[Data entries for graphics]
────
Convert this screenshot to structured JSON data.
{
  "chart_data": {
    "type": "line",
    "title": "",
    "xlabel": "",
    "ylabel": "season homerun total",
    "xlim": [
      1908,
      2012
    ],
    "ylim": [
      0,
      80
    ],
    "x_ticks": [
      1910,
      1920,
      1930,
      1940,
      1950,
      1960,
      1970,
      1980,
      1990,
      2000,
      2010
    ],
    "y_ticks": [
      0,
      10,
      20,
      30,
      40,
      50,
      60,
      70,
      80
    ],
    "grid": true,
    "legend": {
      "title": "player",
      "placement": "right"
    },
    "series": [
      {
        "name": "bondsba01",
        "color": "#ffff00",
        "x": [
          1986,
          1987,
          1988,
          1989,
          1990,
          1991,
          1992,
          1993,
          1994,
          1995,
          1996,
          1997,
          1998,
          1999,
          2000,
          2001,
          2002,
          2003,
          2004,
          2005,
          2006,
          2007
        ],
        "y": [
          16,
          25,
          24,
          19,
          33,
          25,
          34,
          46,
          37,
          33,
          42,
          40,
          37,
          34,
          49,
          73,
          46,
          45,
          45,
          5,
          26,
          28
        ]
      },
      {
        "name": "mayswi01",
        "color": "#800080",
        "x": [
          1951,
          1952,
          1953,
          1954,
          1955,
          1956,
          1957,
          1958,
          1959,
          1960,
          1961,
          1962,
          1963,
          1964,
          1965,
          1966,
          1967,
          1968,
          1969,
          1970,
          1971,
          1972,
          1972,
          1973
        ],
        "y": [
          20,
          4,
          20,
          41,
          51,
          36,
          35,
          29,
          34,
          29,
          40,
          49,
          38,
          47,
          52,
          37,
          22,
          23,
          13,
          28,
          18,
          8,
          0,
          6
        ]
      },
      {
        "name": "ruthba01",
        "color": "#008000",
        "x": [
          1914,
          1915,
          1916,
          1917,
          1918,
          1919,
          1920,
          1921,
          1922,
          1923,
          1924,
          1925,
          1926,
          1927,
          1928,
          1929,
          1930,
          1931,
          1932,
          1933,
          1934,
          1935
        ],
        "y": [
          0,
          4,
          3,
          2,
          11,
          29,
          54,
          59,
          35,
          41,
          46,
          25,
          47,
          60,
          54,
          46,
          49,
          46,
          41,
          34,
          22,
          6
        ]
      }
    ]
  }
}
────
## THE REQUEST
Copy every line that contains the string "color".

## RESPONSE FOR THIS EXERCISE
        "color": "#ffff00",
        "color": "#800080",
        "color": "#008000",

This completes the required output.